Goal of the exercise -
Copy word for word the line containing "Convert this screenshot" together with all lines following it to the end of the listing below, without the pictures.

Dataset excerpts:
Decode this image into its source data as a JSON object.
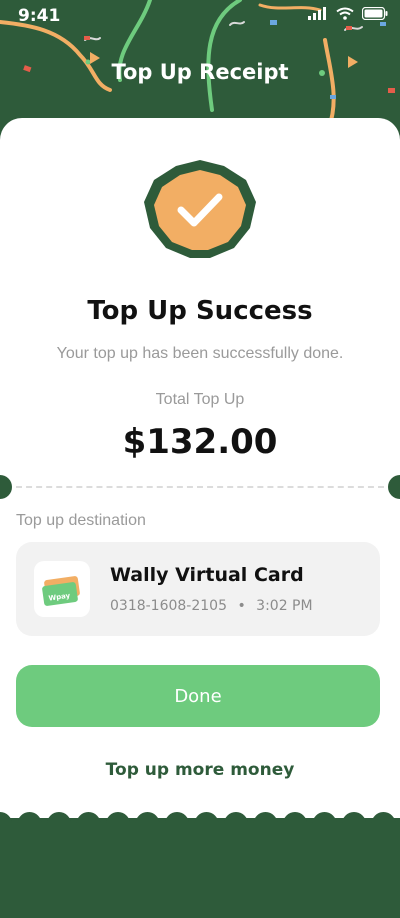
{
  "status_bar": {
    "time": "9:41"
  },
  "header": {
    "title": "Top Up Receipt"
  },
  "success": {
    "title": "Top Up Success",
    "subtitle": "Your top up has been successfully done.",
    "total_label": "Total Top Up",
    "total_amount": "$132.00"
  },
  "destination": {
    "label": "Top up destination",
    "card_name": "Wally Virtual Card",
    "card_number": "0318-1608-2105",
    "separator": "•",
    "time": "3:02 PM",
    "thumb_text": "Wpay"
  },
  "actions": {
    "done_label": "Done",
    "more_label": "Top up more money"
  },
  "colors": {
    "background": "#2e5b3a",
    "badge": "#f2ae64",
    "button": "#6ecb7e"
  }
}
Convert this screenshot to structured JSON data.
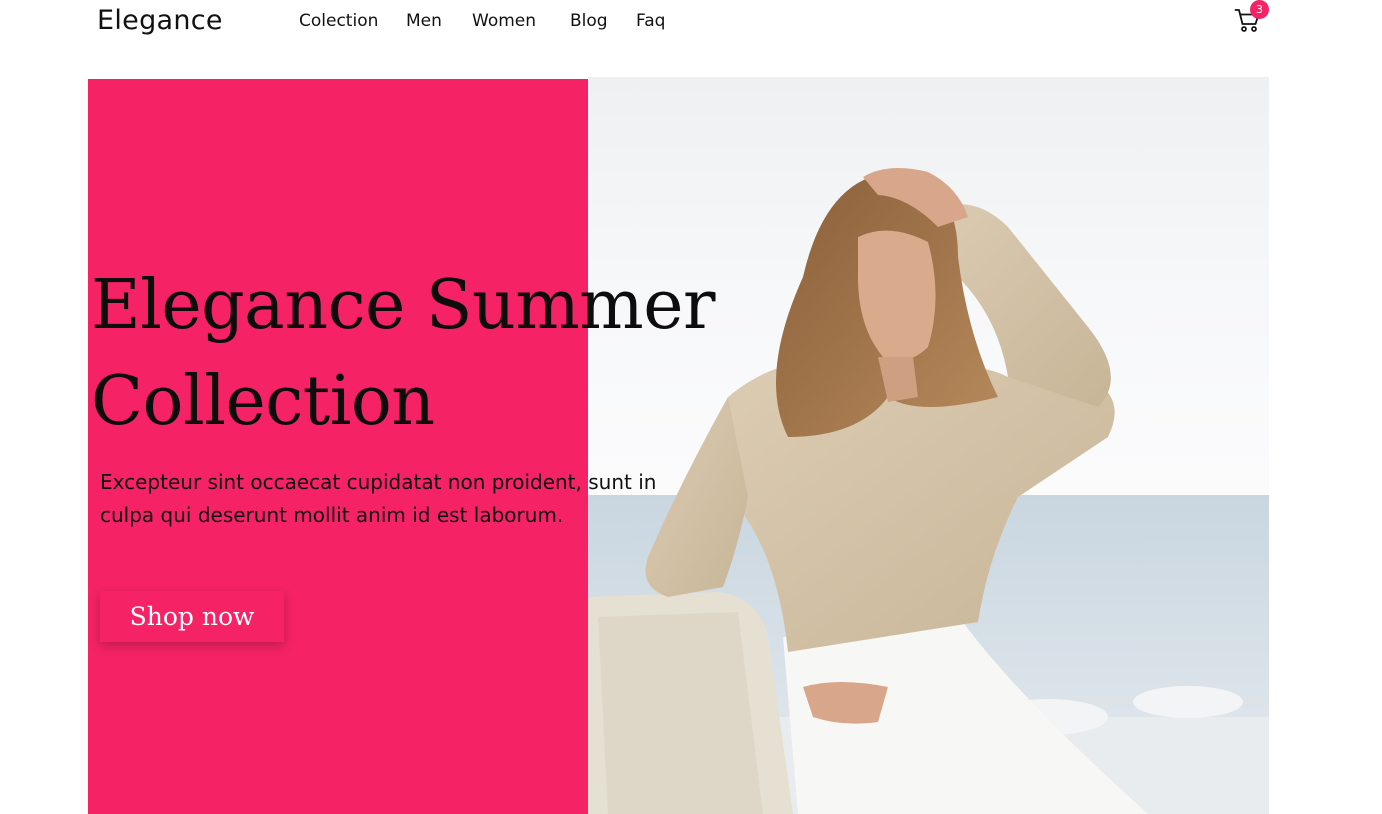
{
  "brand": {
    "name": "Elegance",
    "accent_color": "#f52265"
  },
  "nav": {
    "items": [
      {
        "label": "Colection"
      },
      {
        "label": "Men"
      },
      {
        "label": "Women"
      },
      {
        "label": "Blog"
      },
      {
        "label": "Faq"
      }
    ]
  },
  "cart": {
    "icon": "cart-icon",
    "count": "3"
  },
  "hero": {
    "title_line1": "Elegance Summer",
    "title_line2": "Collection",
    "text_line1": "Excepteur sint occaecat cupidatat non proident, sunt in",
    "text_line2": "culpa qui deserunt mollit anim id est laborum.",
    "cta_label": "Shop now",
    "image_subject": "woman in beige wrap blouse and white trousers on a sunny beach"
  }
}
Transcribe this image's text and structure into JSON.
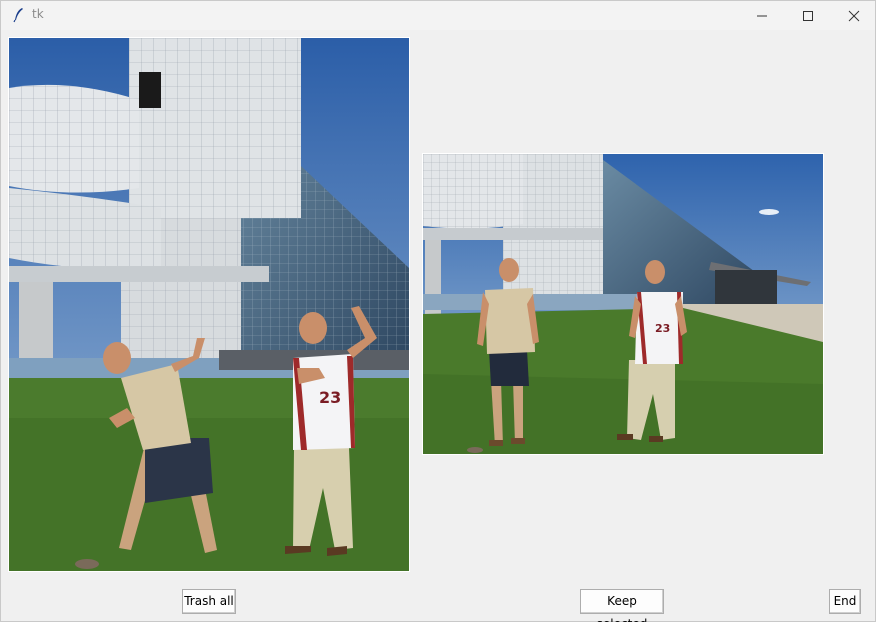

Correct answer -
Convert this screenshot to structured JSON data.
{
  "brand": {
    "name": "Elegance",
    "accent_color": "#f52265"
  },
  "nav": {
    "items": [
      {
        "label": "Colection"
      },
      {
        "label": "Men"
      },
      {
        "label": "Women"
      },
      {
        "label": "Blog"
      },
      {
        "label": "Faq"
      }
    ]
  },
  "cart": {
    "icon": "cart-icon",
    "count": "3"
  },
  "hero": {
    "title_line1": "Elegance Summer",
    "title_line2": "Collection",
    "text_line1": "Excepteur sint occaecat cupidatat non proident, sunt in",
    "text_line2": "culpa qui deserunt mollit anim id est laborum.",
    "cta_label": "Shop now",
    "image_subject": "woman in beige wrap blouse and white trousers on a sunny beach"
  }
}
Transcribe this image's text and structure into JSON.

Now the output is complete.